Problem details :: Each record must be reproduced exactly as it is shown.

(Entries with figure data)
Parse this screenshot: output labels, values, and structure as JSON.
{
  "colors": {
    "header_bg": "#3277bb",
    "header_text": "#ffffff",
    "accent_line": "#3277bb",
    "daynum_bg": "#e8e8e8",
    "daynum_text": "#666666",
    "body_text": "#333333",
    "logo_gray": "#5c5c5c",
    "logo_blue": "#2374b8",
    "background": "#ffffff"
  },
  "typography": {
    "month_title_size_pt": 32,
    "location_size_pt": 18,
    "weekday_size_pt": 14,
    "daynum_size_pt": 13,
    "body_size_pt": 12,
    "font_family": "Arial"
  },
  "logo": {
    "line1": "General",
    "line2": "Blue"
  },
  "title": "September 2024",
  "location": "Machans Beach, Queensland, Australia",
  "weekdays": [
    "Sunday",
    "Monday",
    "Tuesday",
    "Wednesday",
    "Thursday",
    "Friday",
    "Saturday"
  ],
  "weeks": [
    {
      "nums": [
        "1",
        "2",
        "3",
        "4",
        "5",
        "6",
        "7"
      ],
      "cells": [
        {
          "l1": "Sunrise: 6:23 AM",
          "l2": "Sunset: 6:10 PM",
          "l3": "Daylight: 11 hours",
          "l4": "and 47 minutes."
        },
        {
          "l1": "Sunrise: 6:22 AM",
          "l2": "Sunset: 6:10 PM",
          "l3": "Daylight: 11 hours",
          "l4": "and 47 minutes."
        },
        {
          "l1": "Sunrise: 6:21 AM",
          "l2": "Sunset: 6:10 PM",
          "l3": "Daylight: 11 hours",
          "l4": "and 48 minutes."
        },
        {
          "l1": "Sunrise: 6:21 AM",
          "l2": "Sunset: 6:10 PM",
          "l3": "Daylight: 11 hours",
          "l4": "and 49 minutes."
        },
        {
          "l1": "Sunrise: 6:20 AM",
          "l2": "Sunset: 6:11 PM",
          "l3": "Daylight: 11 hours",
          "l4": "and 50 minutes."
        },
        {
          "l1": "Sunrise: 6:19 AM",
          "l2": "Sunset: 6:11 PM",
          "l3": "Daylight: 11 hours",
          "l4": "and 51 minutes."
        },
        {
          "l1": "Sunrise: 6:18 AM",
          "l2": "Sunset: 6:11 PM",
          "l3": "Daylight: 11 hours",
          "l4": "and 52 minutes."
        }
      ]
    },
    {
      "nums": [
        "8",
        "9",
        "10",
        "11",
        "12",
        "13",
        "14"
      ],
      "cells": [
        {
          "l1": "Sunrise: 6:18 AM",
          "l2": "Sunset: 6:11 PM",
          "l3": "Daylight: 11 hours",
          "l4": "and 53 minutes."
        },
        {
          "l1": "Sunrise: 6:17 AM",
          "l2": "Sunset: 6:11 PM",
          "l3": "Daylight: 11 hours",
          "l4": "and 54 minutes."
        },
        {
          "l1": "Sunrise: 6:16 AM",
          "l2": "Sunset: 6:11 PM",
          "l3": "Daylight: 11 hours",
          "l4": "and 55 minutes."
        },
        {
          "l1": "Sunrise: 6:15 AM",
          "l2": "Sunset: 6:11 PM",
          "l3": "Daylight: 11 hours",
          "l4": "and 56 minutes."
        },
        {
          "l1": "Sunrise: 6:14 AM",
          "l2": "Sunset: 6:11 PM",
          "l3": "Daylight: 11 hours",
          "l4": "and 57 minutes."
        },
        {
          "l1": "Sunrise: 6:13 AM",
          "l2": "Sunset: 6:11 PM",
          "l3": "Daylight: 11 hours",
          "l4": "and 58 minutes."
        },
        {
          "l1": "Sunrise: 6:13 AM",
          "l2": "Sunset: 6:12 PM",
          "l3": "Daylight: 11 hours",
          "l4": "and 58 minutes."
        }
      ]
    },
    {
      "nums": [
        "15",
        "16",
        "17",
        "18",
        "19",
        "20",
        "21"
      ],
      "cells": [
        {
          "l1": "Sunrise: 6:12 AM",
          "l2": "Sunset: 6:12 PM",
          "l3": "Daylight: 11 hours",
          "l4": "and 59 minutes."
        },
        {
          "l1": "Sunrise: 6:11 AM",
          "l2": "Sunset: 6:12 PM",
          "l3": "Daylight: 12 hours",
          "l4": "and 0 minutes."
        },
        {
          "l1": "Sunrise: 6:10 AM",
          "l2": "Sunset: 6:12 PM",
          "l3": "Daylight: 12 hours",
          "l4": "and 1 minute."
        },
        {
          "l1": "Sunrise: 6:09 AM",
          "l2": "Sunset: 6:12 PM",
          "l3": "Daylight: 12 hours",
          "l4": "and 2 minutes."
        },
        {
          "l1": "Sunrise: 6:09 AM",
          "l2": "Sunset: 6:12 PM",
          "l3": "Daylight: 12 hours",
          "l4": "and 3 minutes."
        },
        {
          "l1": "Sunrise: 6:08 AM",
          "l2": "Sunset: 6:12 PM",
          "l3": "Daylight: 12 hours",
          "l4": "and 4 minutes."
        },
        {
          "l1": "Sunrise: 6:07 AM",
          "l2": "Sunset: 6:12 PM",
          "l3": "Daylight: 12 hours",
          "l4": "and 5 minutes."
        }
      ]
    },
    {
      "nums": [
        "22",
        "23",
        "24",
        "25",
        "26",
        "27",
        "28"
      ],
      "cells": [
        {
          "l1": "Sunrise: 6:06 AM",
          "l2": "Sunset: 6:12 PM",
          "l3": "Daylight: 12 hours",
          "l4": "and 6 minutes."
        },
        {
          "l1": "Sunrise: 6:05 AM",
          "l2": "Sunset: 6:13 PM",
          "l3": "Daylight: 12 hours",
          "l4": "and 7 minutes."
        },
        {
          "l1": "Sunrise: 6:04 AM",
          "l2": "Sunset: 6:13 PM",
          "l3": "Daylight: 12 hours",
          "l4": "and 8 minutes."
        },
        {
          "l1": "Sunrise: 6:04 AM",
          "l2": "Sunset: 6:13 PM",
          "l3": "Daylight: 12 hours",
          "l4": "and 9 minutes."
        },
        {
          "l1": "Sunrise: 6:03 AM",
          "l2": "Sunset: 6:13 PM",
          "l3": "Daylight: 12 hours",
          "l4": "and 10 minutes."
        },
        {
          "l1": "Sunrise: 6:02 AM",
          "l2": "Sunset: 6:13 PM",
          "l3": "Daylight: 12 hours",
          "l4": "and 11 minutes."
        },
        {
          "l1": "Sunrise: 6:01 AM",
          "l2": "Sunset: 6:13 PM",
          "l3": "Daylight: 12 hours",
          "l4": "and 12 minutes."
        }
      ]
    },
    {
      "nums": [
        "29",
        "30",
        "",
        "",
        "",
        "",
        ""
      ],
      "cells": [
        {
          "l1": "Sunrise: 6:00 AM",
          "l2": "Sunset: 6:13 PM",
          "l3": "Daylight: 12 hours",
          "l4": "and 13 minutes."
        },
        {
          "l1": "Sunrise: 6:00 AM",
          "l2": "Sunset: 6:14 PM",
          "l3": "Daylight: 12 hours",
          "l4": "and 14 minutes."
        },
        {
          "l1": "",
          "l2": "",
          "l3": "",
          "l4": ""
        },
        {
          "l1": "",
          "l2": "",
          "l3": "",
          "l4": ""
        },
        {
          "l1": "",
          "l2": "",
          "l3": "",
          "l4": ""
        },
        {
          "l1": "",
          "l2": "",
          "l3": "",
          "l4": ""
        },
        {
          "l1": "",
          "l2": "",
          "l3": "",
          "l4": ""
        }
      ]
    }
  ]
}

Solution for this task ::
Parse this screenshot: output labels, values, and structure as JSON.
{
  "colors": {
    "header_bg": "#3277bb",
    "header_text": "#ffffff",
    "accent_line": "#3277bb",
    "daynum_bg": "#e8e8e8",
    "daynum_text": "#666666",
    "body_text": "#333333",
    "logo_gray": "#5c5c5c",
    "logo_blue": "#2374b8",
    "background": "#ffffff"
  },
  "typography": {
    "month_title_size_pt": 32,
    "location_size_pt": 18,
    "weekday_size_pt": 14,
    "daynum_size_pt": 13,
    "body_size_pt": 12,
    "font_family": "Arial"
  },
  "logo": {
    "line1": "General",
    "line2": "Blue"
  },
  "title": "September 2024",
  "location": "Machans Beach, Queensland, Australia",
  "weekdays": [
    "Sunday",
    "Monday",
    "Tuesday",
    "Wednesday",
    "Thursday",
    "Friday",
    "Saturday"
  ],
  "weeks": [
    {
      "nums": [
        "1",
        "2",
        "3",
        "4",
        "5",
        "6",
        "7"
      ],
      "cells": [
        {
          "l1": "Sunrise: 6:23 AM",
          "l2": "Sunset: 6:10 PM",
          "l3": "Daylight: 11 hours",
          "l4": "and 47 minutes."
        },
        {
          "l1": "Sunrise: 6:22 AM",
          "l2": "Sunset: 6:10 PM",
          "l3": "Daylight: 11 hours",
          "l4": "and 47 minutes."
        },
        {
          "l1": "Sunrise: 6:21 AM",
          "l2": "Sunset: 6:10 PM",
          "l3": "Daylight: 11 hours",
          "l4": "and 48 minutes."
        },
        {
          "l1": "Sunrise: 6:21 AM",
          "l2": "Sunset: 6:10 PM",
          "l3": "Daylight: 11 hours",
          "l4": "and 49 minutes."
        },
        {
          "l1": "Sunrise: 6:20 AM",
          "l2": "Sunset: 6:11 PM",
          "l3": "Daylight: 11 hours",
          "l4": "and 50 minutes."
        },
        {
          "l1": "Sunrise: 6:19 AM",
          "l2": "Sunset: 6:11 PM",
          "l3": "Daylight: 11 hours",
          "l4": "and 51 minutes."
        },
        {
          "l1": "Sunrise: 6:18 AM",
          "l2": "Sunset: 6:11 PM",
          "l3": "Daylight: 11 hours",
          "l4": "and 52 minutes."
        }
      ]
    },
    {
      "nums": [
        "8",
        "9",
        "10",
        "11",
        "12",
        "13",
        "14"
      ],
      "cells": [
        {
          "l1": "Sunrise: 6:18 AM",
          "l2": "Sunset: 6:11 PM",
          "l3": "Daylight: 11 hours",
          "l4": "and 53 minutes."
        },
        {
          "l1": "Sunrise: 6:17 AM",
          "l2": "Sunset: 6:11 PM",
          "l3": "Daylight: 11 hours",
          "l4": "and 54 minutes."
        },
        {
          "l1": "Sunrise: 6:16 AM",
          "l2": "Sunset: 6:11 PM",
          "l3": "Daylight: 11 hours",
          "l4": "and 55 minutes."
        },
        {
          "l1": "Sunrise: 6:15 AM",
          "l2": "Sunset: 6:11 PM",
          "l3": "Daylight: 11 hours",
          "l4": "and 56 minutes."
        },
        {
          "l1": "Sunrise: 6:14 AM",
          "l2": "Sunset: 6:11 PM",
          "l3": "Daylight: 11 hours",
          "l4": "and 57 minutes."
        },
        {
          "l1": "Sunrise: 6:13 AM",
          "l2": "Sunset: 6:11 PM",
          "l3": "Daylight: 11 hours",
          "l4": "and 58 minutes."
        },
        {
          "l1": "Sunrise: 6:13 AM",
          "l2": "Sunset: 6:12 PM",
          "l3": "Daylight: 11 hours",
          "l4": "and 58 minutes."
        }
      ]
    },
    {
      "nums": [
        "15",
        "16",
        "17",
        "18",
        "19",
        "20",
        "21"
      ],
      "cells": [
        {
          "l1": "Sunrise: 6:12 AM",
          "l2": "Sunset: 6:12 PM",
          "l3": "Daylight: 11 hours",
          "l4": "and 59 minutes."
        },
        {
          "l1": "Sunrise: 6:11 AM",
          "l2": "Sunset: 6:12 PM",
          "l3": "Daylight: 12 hours",
          "l4": "and 0 minutes."
        },
        {
          "l1": "Sunrise: 6:10 AM",
          "l2": "Sunset: 6:12 PM",
          "l3": "Daylight: 12 hours",
          "l4": "and 1 minute."
        },
        {
          "l1": "Sunrise: 6:09 AM",
          "l2": "Sunset: 6:12 PM",
          "l3": "Daylight: 12 hours",
          "l4": "and 2 minutes."
        },
        {
          "l1": "Sunrise: 6:09 AM",
          "l2": "Sunset: 6:12 PM",
          "l3": "Daylight: 12 hours",
          "l4": "and 3 minutes."
        },
        {
          "l1": "Sunrise: 6:08 AM",
          "l2": "Sunset: 6:12 PM",
          "l3": "Daylight: 12 hours",
          "l4": "and 4 minutes."
        },
        {
          "l1": "Sunrise: 6:07 AM",
          "l2": "Sunset: 6:12 PM",
          "l3": "Daylight: 12 hours",
          "l4": "and 5 minutes."
        }
      ]
    },
    {
      "nums": [
        "22",
        "23",
        "24",
        "25",
        "26",
        "27",
        "28"
      ],
      "cells": [
        {
          "l1": "Sunrise: 6:06 AM",
          "l2": "Sunset: 6:12 PM",
          "l3": "Daylight: 12 hours",
          "l4": "and 6 minutes."
        },
        {
          "l1": "Sunrise: 6:05 AM",
          "l2": "Sunset: 6:13 PM",
          "l3": "Daylight: 12 hours",
          "l4": "and 7 minutes."
        },
        {
          "l1": "Sunrise: 6:04 AM",
          "l2": "Sunset: 6:13 PM",
          "l3": "Daylight: 12 hours",
          "l4": "and 8 minutes."
        },
        {
          "l1": "Sunrise: 6:04 AM",
          "l2": "Sunset: 6:13 PM",
          "l3": "Daylight: 12 hours",
          "l4": "and 9 minutes."
        },
        {
          "l1": "Sunrise: 6:03 AM",
          "l2": "Sunset: 6:13 PM",
          "l3": "Daylight: 12 hours",
          "l4": "and 10 minutes."
        },
        {
          "l1": "Sunrise: 6:02 AM",
          "l2": "Sunset: 6:13 PM",
          "l3": "Daylight: 12 hours",
          "l4": "and 11 minutes."
        },
        {
          "l1": "Sunrise: 6:01 AM",
          "l2": "Sunset: 6:13 PM",
          "l3": "Daylight: 12 hours",
          "l4": "and 12 minutes."
        }
      ]
    },
    {
      "nums": [
        "29",
        "30",
        "",
        "",
        "",
        "",
        ""
      ],
      "cells": [
        {
          "l1": "Sunrise: 6:00 AM",
          "l2": "Sunset: 6:13 PM",
          "l3": "Daylight: 12 hours",
          "l4": "and 13 minutes."
        },
        {
          "l1": "Sunrise: 6:00 AM",
          "l2": "Sunset: 6:14 PM",
          "l3": "Daylight: 12 hours",
          "l4": "and 14 minutes."
        },
        {
          "l1": "",
          "l2": "",
          "l3": "",
          "l4": ""
        },
        {
          "l1": "",
          "l2": "",
          "l3": "",
          "l4": ""
        },
        {
          "l1": "",
          "l2": "",
          "l3": "",
          "l4": ""
        },
        {
          "l1": "",
          "l2": "",
          "l3": "",
          "l4": ""
        },
        {
          "l1": "",
          "l2": "",
          "l3": "",
          "l4": ""
        }
      ]
    }
  ]
}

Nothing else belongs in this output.